=== SHORT EXERCISE ===
Find every line containing the word "Desenvolver" in the records below; report only how many there are.

Extracted records:
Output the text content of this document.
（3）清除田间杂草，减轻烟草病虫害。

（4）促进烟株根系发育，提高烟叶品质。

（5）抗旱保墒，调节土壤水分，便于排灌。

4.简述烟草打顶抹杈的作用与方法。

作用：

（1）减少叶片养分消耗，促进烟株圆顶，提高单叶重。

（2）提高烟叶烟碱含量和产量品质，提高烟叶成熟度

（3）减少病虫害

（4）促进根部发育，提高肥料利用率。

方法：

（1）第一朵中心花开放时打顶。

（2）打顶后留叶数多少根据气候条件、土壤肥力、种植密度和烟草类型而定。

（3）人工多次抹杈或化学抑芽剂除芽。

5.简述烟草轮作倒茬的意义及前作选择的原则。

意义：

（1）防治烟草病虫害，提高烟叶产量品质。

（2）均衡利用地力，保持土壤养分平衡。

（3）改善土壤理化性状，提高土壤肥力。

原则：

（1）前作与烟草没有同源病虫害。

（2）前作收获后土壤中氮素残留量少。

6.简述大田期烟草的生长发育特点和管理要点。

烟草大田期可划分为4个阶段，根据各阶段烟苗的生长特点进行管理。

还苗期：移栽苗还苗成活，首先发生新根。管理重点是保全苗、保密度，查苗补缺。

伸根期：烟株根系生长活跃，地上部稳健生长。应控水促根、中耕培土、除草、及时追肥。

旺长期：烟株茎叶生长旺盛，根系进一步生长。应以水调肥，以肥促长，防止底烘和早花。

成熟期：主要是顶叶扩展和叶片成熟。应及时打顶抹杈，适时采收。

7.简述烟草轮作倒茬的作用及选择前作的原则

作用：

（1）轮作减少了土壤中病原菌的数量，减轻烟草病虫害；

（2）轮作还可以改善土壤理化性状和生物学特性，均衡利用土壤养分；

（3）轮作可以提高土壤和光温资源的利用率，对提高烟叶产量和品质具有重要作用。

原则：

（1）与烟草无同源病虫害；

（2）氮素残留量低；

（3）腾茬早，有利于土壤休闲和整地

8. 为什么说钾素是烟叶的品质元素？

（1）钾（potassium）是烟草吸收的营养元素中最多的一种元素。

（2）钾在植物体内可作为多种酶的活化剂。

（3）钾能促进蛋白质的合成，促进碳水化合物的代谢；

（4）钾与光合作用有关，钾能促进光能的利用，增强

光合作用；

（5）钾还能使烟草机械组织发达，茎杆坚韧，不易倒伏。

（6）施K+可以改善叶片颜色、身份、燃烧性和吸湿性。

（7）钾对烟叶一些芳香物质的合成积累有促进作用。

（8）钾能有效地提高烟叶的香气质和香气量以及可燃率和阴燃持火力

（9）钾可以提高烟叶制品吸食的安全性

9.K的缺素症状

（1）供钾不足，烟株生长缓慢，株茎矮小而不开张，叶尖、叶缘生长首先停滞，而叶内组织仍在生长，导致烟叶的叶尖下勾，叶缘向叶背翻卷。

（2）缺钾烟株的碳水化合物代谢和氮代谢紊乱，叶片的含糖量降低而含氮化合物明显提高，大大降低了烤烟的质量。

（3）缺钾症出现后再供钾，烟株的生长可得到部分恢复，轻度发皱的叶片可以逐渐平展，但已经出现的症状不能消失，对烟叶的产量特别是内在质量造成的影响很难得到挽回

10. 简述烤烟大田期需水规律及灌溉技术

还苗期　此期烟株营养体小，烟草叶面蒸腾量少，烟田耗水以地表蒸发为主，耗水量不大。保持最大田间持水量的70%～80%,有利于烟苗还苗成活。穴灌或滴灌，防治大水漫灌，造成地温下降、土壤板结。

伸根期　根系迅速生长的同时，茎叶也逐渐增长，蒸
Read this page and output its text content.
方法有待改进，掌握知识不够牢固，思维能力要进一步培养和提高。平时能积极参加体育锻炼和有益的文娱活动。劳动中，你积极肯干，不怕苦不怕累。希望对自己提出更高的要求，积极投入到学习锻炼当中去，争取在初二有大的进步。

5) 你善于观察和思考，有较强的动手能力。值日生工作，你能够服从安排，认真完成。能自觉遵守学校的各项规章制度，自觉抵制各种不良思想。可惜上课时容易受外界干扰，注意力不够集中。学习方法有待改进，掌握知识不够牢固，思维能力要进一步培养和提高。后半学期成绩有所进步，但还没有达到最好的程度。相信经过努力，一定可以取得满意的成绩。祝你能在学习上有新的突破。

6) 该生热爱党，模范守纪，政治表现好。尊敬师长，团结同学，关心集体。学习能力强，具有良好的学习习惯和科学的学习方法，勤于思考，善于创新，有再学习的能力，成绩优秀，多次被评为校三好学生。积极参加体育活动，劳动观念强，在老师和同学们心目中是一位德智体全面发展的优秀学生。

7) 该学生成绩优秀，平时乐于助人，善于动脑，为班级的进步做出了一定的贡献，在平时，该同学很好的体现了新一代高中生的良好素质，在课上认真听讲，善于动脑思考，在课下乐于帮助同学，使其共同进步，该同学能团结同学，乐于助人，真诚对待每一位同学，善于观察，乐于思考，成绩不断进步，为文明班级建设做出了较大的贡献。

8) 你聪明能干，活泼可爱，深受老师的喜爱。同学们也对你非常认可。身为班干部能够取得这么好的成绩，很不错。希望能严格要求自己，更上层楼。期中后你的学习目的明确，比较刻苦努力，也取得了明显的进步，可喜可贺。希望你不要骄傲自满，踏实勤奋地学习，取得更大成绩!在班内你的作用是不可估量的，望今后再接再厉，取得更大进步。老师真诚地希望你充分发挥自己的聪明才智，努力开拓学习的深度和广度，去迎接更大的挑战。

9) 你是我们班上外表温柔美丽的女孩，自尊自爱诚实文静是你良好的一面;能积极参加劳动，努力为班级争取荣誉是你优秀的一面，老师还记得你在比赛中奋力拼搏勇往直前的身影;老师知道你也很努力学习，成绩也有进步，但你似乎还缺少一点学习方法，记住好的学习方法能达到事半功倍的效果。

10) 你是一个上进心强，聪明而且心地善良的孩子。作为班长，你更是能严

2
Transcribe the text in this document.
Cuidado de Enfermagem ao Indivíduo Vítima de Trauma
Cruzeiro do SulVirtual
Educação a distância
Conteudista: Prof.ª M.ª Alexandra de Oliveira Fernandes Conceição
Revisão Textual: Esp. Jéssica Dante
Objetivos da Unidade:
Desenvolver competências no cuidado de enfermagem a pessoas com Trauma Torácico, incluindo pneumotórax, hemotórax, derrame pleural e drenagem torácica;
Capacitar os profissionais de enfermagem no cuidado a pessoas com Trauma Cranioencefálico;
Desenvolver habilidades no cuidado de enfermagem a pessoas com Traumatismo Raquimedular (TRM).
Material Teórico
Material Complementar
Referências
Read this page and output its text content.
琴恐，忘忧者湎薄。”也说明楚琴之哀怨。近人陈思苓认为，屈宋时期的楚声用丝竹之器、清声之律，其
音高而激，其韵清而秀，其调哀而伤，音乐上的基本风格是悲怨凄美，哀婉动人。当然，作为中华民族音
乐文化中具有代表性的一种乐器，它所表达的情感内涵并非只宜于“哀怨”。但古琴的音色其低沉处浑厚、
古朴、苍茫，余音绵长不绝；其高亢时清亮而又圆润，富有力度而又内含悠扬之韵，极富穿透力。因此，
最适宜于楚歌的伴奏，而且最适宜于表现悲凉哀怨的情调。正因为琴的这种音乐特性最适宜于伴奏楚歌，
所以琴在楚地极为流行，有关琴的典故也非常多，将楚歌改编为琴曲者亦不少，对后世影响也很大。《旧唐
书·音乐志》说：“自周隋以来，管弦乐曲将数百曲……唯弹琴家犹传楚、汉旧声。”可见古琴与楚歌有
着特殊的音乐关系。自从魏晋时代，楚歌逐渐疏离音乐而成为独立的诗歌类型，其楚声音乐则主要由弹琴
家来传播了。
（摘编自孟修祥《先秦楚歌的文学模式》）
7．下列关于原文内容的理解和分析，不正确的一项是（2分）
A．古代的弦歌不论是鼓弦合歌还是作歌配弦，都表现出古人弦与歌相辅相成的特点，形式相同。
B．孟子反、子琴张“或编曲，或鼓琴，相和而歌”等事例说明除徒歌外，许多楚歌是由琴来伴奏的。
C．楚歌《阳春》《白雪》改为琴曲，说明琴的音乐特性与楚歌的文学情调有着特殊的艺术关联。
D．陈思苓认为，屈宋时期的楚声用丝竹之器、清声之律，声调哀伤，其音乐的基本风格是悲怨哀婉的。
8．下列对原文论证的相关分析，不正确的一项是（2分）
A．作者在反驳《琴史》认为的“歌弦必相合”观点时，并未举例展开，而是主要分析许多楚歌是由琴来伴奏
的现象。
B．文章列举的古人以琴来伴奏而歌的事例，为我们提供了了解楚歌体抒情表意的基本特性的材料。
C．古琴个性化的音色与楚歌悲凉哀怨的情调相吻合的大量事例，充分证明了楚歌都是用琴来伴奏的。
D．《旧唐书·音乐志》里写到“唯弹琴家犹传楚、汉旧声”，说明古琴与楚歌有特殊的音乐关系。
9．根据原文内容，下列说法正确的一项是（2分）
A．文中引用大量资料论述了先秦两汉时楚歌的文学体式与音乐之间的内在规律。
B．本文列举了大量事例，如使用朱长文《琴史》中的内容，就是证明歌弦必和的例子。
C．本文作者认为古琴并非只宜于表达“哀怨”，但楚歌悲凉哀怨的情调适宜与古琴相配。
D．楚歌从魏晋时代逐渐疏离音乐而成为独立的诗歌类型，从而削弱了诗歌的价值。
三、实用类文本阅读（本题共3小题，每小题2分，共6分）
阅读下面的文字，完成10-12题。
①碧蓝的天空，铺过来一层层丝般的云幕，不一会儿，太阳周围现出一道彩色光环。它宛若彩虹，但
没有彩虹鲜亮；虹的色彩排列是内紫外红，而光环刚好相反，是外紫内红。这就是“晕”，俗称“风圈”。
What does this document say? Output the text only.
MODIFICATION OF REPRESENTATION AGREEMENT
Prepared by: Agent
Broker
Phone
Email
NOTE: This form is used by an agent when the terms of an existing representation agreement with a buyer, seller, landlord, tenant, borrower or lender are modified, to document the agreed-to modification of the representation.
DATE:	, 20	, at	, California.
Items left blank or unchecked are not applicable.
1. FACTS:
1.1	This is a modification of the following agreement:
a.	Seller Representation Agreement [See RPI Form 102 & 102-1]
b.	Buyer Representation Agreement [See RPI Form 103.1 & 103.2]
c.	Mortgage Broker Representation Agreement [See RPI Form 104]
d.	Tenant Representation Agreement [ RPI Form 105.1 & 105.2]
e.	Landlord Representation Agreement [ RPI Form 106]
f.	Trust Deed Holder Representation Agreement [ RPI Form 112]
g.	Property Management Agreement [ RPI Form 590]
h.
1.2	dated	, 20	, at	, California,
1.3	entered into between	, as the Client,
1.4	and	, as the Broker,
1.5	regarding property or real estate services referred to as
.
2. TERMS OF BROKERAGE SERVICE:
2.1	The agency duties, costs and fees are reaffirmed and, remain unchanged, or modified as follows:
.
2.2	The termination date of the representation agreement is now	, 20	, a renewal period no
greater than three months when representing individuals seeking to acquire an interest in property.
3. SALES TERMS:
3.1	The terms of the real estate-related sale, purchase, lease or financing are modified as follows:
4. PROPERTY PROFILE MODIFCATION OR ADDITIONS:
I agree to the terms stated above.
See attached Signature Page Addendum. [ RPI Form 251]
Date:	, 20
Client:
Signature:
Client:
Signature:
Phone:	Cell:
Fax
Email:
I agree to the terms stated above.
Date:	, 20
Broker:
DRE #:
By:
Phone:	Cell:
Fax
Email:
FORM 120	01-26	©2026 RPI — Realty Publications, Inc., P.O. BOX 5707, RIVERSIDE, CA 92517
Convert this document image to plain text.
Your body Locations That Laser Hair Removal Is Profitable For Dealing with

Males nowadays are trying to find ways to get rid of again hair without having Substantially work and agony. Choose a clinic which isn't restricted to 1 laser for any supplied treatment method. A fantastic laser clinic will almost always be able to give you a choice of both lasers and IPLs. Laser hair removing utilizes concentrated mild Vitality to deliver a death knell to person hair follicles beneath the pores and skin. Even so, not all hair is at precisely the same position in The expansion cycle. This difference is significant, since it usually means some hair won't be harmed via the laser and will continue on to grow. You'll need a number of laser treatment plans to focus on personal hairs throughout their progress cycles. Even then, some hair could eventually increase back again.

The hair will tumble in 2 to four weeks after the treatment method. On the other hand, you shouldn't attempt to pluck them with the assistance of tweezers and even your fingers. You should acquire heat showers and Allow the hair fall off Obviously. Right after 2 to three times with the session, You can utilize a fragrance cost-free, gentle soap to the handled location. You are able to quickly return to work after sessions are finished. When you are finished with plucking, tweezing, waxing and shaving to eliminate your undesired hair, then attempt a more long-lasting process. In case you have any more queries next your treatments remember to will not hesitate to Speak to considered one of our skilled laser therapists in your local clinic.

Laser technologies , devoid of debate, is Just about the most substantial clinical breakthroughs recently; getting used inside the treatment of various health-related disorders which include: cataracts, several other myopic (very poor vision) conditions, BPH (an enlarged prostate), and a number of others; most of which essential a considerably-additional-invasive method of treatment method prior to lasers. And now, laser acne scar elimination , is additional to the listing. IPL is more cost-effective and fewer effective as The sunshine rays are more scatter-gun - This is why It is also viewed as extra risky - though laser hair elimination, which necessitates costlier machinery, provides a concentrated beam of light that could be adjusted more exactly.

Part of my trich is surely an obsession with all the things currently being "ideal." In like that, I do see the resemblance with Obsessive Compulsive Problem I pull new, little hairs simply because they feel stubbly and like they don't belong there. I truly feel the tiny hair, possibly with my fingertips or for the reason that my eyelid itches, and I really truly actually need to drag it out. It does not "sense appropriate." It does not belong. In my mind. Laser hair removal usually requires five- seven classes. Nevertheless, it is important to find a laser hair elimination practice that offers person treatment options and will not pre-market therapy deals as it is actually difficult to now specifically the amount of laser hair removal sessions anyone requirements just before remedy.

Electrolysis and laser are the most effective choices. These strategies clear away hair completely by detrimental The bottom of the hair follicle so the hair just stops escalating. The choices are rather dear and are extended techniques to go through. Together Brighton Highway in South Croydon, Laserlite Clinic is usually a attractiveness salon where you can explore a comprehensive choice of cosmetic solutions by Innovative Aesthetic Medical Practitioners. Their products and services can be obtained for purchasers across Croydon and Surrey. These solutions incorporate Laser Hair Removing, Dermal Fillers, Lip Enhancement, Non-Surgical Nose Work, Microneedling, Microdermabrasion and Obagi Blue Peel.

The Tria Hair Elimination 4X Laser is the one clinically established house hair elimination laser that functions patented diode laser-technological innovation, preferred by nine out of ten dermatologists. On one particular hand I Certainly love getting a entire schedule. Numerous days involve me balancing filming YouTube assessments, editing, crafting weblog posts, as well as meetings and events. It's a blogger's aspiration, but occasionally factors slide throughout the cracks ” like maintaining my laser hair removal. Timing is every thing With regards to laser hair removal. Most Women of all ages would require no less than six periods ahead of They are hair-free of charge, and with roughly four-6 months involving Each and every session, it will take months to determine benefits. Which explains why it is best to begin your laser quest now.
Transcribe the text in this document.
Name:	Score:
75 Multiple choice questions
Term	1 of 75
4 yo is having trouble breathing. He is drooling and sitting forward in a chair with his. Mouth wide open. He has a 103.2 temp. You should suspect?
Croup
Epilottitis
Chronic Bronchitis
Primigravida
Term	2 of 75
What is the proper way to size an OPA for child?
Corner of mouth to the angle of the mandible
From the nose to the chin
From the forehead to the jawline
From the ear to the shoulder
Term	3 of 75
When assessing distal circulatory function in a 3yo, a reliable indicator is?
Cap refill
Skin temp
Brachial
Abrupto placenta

=== RESPONSE TO THIS EXERCISE ===
2